[Entries from a dataset]
----

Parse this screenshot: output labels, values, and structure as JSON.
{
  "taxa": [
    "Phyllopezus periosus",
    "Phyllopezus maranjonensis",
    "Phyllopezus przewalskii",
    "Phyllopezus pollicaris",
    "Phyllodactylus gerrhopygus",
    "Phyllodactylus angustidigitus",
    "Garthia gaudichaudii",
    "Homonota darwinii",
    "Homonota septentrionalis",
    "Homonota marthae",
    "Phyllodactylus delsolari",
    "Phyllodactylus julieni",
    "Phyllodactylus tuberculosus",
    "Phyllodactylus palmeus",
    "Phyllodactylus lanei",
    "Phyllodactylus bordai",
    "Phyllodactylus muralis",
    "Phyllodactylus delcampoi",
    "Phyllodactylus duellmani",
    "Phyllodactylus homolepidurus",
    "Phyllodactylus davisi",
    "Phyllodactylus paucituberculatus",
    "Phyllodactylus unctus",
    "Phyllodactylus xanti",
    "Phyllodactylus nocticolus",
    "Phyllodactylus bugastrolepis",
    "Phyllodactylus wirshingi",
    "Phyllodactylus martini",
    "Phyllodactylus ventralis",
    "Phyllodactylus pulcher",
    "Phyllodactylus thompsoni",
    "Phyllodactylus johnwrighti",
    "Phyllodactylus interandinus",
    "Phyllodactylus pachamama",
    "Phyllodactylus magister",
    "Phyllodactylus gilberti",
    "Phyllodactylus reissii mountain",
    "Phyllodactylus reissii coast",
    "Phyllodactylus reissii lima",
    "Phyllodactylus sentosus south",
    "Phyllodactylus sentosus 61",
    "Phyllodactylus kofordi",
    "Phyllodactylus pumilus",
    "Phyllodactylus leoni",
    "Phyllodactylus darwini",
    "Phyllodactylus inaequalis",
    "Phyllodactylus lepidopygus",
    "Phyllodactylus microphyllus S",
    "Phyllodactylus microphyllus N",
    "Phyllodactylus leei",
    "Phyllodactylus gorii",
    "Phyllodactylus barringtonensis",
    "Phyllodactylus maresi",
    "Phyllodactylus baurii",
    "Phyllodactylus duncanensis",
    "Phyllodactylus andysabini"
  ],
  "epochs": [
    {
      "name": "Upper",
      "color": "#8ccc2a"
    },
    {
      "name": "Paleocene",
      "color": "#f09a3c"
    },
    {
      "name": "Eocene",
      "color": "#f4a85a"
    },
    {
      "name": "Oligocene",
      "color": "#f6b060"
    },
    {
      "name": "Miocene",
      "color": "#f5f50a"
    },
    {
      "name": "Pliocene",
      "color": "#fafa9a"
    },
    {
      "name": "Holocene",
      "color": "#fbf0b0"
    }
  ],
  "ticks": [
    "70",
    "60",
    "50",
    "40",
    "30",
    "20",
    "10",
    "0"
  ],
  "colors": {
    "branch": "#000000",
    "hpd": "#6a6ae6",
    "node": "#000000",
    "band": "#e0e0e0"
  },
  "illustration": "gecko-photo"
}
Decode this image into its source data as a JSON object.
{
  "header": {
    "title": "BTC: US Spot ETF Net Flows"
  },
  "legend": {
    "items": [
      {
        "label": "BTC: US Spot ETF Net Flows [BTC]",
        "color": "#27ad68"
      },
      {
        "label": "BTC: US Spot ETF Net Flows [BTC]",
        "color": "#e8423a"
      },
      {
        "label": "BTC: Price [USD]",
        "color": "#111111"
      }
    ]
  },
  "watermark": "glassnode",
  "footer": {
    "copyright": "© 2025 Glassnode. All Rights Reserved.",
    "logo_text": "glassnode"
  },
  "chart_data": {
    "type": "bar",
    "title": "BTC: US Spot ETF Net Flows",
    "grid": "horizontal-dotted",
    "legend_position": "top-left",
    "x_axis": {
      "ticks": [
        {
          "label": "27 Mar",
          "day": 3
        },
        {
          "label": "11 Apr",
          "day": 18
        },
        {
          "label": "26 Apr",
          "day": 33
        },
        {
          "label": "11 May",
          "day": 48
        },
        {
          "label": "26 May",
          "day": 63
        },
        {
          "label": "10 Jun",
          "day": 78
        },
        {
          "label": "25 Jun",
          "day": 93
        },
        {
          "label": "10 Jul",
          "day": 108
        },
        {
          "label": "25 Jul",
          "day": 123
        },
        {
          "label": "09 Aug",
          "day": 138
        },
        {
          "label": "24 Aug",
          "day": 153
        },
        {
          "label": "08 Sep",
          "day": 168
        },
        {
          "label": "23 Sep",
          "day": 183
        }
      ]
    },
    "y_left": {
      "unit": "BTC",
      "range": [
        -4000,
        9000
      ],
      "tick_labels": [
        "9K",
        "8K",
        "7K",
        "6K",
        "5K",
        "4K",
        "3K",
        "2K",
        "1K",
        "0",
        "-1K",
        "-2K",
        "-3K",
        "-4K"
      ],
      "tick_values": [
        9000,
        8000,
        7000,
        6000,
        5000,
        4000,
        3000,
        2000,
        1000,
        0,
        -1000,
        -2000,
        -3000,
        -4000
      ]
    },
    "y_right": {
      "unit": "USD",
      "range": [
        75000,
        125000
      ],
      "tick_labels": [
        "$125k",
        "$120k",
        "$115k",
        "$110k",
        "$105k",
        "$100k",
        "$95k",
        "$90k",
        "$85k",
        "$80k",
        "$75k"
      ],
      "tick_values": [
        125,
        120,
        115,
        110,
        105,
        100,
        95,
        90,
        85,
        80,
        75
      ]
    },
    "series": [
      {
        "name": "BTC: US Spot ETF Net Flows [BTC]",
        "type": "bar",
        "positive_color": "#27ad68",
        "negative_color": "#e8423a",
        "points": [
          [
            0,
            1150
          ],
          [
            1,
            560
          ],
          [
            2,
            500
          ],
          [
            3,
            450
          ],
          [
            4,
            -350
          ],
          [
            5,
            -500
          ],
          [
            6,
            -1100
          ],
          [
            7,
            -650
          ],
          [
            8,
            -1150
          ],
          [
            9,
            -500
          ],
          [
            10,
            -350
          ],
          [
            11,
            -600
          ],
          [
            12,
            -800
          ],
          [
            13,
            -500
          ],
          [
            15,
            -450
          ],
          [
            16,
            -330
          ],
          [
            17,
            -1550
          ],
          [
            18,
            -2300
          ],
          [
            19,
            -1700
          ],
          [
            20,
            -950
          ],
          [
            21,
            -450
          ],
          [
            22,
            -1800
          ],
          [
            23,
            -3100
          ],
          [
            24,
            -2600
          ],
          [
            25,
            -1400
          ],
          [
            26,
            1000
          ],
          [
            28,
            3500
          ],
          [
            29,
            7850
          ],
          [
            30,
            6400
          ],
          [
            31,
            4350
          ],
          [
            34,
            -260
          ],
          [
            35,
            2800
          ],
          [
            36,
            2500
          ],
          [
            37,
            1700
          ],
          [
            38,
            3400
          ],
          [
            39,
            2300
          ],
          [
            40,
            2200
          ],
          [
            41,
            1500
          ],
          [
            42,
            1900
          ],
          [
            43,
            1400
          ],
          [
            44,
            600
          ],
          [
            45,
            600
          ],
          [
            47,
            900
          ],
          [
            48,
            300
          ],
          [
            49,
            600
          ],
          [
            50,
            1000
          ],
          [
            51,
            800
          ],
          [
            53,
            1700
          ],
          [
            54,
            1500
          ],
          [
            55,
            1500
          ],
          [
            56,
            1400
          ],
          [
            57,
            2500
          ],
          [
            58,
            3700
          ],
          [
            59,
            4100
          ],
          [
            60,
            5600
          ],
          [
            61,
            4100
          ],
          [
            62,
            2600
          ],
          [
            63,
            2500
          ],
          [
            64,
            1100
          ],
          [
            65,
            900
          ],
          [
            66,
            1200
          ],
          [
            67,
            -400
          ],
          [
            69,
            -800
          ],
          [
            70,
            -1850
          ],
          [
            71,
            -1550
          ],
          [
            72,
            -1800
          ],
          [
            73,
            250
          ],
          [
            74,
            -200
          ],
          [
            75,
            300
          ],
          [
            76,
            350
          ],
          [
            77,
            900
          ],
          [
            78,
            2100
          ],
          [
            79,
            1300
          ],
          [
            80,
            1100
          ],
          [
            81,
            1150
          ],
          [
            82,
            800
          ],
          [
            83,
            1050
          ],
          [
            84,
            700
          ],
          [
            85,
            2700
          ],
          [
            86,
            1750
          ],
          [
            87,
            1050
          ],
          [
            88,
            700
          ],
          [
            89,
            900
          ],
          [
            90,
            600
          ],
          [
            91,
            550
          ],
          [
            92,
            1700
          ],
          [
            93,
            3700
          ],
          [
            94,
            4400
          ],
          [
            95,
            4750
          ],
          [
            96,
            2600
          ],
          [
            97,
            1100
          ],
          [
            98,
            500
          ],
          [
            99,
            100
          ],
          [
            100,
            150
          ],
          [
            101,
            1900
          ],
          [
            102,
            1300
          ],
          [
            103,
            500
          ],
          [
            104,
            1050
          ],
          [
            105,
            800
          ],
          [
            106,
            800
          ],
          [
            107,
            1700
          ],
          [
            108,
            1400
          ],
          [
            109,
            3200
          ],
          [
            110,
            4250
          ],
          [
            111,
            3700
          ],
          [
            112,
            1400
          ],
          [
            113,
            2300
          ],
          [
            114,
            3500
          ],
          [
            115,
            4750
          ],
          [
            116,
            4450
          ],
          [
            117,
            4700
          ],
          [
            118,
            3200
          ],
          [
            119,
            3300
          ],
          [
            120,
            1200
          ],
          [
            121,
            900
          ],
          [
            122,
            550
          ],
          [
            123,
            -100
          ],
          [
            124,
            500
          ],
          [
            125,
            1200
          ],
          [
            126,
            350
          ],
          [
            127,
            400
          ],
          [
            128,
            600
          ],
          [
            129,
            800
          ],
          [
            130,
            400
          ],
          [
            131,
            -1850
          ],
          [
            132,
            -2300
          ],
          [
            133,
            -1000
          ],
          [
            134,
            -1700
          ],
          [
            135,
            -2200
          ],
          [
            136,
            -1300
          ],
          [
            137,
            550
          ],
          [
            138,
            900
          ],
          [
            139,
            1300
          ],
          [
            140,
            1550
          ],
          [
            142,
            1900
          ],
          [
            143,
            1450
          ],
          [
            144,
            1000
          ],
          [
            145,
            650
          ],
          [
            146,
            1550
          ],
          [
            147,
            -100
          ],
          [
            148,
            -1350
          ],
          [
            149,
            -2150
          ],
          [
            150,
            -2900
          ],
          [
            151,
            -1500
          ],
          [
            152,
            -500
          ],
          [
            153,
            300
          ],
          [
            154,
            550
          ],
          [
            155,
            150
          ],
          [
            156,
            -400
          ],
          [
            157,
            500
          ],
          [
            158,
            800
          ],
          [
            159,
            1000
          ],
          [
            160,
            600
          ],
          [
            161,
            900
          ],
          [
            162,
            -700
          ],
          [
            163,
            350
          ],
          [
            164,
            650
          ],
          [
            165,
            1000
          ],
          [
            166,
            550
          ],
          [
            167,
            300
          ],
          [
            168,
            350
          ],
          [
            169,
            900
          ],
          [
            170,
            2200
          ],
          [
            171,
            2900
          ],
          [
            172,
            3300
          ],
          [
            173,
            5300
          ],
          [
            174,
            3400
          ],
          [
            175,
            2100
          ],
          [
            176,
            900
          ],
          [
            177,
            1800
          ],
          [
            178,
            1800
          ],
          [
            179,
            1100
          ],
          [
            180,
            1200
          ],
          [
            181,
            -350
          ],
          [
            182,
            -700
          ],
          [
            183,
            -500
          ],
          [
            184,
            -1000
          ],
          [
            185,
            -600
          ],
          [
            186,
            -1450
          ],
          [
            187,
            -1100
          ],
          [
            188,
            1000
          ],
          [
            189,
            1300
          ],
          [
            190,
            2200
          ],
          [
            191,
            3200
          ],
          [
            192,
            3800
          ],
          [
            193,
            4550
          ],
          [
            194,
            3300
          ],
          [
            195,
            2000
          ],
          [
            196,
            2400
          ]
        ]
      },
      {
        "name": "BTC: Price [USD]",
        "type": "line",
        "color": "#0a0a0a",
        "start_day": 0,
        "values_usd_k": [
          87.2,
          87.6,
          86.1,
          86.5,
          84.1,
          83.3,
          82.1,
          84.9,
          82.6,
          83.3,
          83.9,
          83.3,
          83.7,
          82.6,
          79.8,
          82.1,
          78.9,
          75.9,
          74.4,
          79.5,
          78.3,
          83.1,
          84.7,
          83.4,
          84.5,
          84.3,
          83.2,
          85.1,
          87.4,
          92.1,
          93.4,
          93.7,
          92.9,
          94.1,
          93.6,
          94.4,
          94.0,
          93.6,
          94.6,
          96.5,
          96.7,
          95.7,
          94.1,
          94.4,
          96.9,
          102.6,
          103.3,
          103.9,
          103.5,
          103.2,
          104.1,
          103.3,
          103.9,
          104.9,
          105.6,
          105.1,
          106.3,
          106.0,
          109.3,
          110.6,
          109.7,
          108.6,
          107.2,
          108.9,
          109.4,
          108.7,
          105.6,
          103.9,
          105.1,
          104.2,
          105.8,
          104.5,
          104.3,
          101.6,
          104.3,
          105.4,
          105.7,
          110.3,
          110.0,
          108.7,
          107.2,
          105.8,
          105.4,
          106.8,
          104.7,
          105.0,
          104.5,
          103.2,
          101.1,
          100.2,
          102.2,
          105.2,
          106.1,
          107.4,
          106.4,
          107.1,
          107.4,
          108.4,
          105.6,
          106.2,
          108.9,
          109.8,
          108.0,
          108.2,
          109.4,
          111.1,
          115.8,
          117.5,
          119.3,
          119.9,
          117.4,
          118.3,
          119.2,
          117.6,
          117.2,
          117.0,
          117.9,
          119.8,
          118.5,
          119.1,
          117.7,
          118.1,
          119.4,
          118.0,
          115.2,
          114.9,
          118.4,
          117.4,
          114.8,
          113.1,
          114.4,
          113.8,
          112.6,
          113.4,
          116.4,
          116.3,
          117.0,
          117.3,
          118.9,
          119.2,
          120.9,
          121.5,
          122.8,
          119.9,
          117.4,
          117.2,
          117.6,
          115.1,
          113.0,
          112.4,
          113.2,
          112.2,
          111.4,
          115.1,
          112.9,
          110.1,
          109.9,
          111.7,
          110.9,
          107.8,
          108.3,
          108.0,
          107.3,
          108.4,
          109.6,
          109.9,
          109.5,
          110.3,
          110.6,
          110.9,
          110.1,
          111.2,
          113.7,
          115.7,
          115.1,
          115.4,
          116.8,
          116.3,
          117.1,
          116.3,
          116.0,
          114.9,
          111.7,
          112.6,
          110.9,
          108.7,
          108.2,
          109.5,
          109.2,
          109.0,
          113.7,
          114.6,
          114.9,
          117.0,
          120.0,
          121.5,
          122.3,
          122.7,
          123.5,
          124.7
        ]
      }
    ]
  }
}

----

[TASK INSTRUCTIONS] Take each line of the material that contains the word "title" and list it.

[WRITTEN ANSWER]
    "title": "BTC: US Spot ETF Net Flows"
    "title": "BTC: US Spot ETF Net Flows",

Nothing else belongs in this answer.